Reproduce each record exactly.
* Start *
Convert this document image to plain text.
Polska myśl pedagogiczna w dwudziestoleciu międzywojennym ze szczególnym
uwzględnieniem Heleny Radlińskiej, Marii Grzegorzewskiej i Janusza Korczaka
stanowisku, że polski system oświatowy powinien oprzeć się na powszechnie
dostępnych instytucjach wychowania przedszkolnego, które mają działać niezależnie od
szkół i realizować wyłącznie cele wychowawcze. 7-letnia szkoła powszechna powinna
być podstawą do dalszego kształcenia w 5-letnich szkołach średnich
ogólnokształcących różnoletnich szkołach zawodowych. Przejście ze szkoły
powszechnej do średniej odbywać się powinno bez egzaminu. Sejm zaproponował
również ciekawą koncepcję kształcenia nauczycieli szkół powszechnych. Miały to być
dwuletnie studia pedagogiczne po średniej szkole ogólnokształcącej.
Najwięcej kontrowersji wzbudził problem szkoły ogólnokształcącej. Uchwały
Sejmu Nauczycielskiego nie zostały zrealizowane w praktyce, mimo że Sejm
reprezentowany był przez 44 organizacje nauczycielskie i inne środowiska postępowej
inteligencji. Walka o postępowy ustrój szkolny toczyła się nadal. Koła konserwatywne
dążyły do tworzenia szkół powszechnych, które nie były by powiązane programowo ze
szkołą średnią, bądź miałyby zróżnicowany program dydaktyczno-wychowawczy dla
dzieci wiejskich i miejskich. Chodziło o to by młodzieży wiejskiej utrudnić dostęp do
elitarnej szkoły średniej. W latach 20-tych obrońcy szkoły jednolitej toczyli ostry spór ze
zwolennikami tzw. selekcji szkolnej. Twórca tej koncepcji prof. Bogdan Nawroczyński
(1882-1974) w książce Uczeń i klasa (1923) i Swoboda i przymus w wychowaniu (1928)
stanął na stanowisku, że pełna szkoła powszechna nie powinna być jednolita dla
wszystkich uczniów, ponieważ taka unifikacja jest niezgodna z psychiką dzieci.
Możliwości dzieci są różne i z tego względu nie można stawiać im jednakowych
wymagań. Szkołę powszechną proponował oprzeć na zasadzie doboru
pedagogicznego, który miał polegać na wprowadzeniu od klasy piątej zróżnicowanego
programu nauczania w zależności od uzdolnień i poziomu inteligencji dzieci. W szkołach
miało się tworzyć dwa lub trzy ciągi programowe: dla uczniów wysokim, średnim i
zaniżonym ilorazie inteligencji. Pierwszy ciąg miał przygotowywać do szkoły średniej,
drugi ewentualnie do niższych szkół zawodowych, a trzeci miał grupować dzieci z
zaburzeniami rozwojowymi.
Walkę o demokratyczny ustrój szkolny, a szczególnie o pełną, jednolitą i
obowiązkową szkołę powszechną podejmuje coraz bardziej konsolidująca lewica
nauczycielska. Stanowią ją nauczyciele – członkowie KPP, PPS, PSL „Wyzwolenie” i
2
* End *
RESPONSE BELOW:
Convert this document image to plain text.
Polska myśl pedagogiczna w dwudziestoleciu międzywojennym ze szczególnym
uwzględnieniem Heleny Radlińskiej, Marii Grzegorzewskiej i Janusza Korczaka
stanowisku, że polski system oświatowy powinien oprzeć się na powszechnie
dostępnych instytucjach wychowania przedszkolnego, które mają działać niezależnie od
szkół i realizować wyłącznie cele wychowawcze. 7-letnia szkoła powszechna powinna
być podstawą do dalszego kształcenia w 5-letnich szkołach średnich
ogólnokształcących różnoletnich szkołach zawodowych. Przejście ze szkoły
powszechnej do średniej odbywać się powinno bez egzaminu. Sejm zaproponował
również ciekawą koncepcję kształcenia nauczycieli szkół powszechnych. Miały to być
dwuletnie studia pedagogiczne po średniej szkole ogólnokształcącej.
Najwięcej kontrowersji wzbudził problem szkoły ogólnokształcącej. Uchwały
Sejmu Nauczycielskiego nie zostały zrealizowane w praktyce, mimo że Sejm
reprezentowany był przez 44 organizacje nauczycielskie i inne środowiska postępowej
inteligencji. Walka o postępowy ustrój szkolny toczyła się nadal. Koła konserwatywne
dążyły do tworzenia szkół powszechnych, które nie były by powiązane programowo ze
szkołą średnią, bądź miałyby zróżnicowany program dydaktyczno-wychowawczy dla
dzieci wiejskich i miejskich. Chodziło o to by młodzieży wiejskiej utrudnić dostęp do
elitarnej szkoły średniej. W latach 20-tych obrońcy szkoły jednolitej toczyli ostry spór ze
zwolennikami tzw. selekcji szkolnej. Twórca tej koncepcji prof. Bogdan Nawroczyński
(1882-1974) w książce Uczeń i klasa (1923) i Swoboda i przymus w wychowaniu (1928)
stanął na stanowisku, że pełna szkoła powszechna nie powinna być jednolita dla
wszystkich uczniów, ponieważ taka unifikacja jest niezgodna z psychiką dzieci.
Możliwości dzieci są różne i z tego względu nie można stawiać im jednakowych
wymagań. Szkołę powszechną proponował oprzeć na zasadzie doboru
pedagogicznego, który miał polegać na wprowadzeniu od klasy piątej zróżnicowanego
programu nauczania w zależności od uzdolnień i poziomu inteligencji dzieci. W szkołach
miało się tworzyć dwa lub trzy ciągi programowe: dla uczniów wysokim, średnim i
zaniżonym ilorazie inteligencji. Pierwszy ciąg miał przygotowywać do szkoły średniej,
drugi ewentualnie do niższych szkół zawodowych, a trzeci miał grupować dzieci z
zaburzeniami rozwojowymi.
Walkę o demokratyczny ustrój szkolny, a szczególnie o pełną, jednolitą i
obowiązkową szkołę powszechną podejmuje coraz bardziej konsolidująca lewica
nauczycielska. Stanowią ją nauczyciele – członkowie KPP, PPS, PSL „Wyzwolenie” i
2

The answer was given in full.